TASK DIRECTIONS: Find the lines that include the string "February" and report how many there are. Give no other text.

## Begin STORED ROWS

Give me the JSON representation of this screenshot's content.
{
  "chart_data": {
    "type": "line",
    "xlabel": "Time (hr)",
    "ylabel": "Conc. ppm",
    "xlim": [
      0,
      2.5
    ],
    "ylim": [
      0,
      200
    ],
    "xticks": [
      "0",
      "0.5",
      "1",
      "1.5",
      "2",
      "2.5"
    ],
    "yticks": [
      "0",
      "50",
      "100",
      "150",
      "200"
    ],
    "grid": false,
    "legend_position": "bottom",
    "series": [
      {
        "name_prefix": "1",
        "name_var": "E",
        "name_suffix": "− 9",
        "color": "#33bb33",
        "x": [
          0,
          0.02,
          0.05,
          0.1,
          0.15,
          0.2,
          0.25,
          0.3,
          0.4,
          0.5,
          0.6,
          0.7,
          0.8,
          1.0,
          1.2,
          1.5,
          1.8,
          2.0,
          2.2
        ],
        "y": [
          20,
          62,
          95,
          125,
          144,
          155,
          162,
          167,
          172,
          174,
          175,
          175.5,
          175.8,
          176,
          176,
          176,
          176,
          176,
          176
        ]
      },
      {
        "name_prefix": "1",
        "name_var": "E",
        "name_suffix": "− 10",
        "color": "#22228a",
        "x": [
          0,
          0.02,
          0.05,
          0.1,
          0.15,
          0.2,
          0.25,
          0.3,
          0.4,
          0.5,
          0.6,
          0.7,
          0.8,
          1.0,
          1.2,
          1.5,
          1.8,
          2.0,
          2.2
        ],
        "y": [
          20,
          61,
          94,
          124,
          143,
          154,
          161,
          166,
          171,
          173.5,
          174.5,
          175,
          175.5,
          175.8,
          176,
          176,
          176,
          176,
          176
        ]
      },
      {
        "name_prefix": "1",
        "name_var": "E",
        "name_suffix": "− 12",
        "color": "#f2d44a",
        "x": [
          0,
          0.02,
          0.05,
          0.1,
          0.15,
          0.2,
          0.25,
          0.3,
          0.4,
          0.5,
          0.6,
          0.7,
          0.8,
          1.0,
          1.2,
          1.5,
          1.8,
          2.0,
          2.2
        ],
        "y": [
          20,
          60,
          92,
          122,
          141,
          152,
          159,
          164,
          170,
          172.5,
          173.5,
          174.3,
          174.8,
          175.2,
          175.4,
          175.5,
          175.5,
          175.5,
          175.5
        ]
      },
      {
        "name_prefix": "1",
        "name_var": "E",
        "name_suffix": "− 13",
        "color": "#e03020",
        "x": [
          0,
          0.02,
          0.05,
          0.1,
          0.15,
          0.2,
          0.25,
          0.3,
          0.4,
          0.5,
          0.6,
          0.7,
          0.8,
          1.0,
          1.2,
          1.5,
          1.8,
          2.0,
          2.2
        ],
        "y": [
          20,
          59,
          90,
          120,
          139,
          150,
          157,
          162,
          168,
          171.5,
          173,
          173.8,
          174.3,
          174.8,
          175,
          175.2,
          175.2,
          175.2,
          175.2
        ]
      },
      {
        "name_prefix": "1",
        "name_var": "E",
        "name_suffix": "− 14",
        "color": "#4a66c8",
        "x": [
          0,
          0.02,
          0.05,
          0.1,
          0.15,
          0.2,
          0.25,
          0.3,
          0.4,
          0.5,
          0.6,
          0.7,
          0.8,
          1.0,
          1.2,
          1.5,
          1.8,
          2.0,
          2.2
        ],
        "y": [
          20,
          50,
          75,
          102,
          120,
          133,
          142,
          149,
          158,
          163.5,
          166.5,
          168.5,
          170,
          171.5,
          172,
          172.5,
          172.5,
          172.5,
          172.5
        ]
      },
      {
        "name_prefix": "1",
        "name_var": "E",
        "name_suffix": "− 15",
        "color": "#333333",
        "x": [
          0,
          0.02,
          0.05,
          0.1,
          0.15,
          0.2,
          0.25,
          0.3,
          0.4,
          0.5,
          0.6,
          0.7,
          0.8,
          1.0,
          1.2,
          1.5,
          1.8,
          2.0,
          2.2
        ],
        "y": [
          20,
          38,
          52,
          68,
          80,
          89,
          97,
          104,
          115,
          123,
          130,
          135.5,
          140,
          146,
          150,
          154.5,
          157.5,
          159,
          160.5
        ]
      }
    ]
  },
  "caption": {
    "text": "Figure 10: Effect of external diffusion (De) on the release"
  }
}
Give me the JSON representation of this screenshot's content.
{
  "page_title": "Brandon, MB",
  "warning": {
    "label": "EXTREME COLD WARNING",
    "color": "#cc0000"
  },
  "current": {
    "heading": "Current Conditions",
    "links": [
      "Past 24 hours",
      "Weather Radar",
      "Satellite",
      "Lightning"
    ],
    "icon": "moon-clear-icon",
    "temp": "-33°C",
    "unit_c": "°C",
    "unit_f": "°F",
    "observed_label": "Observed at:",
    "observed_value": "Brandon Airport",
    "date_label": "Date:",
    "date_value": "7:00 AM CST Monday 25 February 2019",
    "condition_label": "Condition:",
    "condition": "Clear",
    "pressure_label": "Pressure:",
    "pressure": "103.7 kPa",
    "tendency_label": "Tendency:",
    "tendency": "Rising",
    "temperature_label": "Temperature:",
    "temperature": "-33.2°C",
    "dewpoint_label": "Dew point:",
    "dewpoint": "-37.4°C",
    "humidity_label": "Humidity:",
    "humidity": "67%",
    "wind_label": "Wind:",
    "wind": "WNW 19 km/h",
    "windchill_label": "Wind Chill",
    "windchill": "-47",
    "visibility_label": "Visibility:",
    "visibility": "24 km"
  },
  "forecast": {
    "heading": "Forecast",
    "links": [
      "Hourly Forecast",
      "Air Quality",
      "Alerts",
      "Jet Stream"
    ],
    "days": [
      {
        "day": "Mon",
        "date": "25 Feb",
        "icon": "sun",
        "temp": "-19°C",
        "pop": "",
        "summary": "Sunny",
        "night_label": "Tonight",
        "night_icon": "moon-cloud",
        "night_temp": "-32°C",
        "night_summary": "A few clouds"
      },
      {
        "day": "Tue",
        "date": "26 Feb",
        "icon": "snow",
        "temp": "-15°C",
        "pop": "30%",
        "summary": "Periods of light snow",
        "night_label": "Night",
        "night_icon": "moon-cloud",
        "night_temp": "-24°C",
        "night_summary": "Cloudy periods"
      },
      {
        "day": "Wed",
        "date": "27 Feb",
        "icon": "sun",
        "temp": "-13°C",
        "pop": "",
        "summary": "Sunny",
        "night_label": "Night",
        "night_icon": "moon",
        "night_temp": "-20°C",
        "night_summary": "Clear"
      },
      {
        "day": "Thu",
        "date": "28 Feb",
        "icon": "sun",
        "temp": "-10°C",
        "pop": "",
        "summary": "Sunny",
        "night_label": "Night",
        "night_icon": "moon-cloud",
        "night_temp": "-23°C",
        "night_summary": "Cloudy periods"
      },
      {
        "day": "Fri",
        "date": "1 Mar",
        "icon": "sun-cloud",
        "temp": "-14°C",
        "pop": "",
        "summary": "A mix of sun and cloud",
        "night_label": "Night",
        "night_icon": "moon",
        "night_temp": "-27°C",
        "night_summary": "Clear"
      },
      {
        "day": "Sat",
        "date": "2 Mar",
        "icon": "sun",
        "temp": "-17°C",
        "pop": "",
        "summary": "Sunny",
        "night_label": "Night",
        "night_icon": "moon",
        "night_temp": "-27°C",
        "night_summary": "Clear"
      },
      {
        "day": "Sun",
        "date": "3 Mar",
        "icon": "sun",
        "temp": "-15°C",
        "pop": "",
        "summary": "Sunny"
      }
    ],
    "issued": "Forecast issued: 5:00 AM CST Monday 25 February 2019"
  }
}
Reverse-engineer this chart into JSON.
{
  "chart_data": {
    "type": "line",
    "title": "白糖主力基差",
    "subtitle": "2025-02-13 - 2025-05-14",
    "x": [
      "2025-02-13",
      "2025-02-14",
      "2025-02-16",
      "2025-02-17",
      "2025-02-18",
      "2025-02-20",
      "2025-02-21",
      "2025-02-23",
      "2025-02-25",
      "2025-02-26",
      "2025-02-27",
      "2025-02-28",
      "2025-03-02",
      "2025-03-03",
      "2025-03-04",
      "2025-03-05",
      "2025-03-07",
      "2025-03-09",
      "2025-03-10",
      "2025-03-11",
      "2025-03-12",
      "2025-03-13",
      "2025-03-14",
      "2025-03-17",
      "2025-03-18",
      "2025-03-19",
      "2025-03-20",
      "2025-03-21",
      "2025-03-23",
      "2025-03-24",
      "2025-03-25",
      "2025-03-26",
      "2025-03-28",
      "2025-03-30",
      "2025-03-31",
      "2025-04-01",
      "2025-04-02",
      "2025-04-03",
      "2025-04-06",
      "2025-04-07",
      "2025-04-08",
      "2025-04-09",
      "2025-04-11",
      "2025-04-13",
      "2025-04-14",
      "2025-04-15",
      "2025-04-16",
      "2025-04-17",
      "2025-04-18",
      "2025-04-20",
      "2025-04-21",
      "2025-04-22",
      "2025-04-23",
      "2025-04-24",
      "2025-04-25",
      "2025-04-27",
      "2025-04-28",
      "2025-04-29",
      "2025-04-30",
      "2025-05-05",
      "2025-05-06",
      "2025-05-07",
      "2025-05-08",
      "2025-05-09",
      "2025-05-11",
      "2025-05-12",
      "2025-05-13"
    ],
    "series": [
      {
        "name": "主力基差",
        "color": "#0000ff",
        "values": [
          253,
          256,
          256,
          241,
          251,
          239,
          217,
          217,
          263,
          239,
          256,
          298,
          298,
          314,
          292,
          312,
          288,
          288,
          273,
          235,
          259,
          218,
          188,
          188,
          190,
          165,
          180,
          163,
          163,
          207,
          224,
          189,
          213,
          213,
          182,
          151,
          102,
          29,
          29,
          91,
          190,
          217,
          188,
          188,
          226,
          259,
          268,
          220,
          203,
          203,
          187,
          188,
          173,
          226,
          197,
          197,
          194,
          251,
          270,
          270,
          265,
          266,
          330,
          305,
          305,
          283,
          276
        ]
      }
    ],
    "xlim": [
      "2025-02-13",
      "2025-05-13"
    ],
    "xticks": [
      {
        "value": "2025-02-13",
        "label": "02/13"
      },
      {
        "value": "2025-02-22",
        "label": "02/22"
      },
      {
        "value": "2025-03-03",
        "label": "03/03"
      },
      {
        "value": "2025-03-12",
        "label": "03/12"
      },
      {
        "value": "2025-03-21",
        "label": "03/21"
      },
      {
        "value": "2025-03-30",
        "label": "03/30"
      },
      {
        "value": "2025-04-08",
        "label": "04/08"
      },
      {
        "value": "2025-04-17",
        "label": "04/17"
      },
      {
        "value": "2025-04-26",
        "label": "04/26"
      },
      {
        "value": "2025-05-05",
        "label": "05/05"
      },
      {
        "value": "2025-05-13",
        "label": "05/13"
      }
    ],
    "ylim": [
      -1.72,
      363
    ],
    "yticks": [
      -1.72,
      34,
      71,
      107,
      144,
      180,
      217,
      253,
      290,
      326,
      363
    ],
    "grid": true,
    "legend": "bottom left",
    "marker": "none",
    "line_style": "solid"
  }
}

## End STORED ROWS

EXERCISE OUTPUT: 2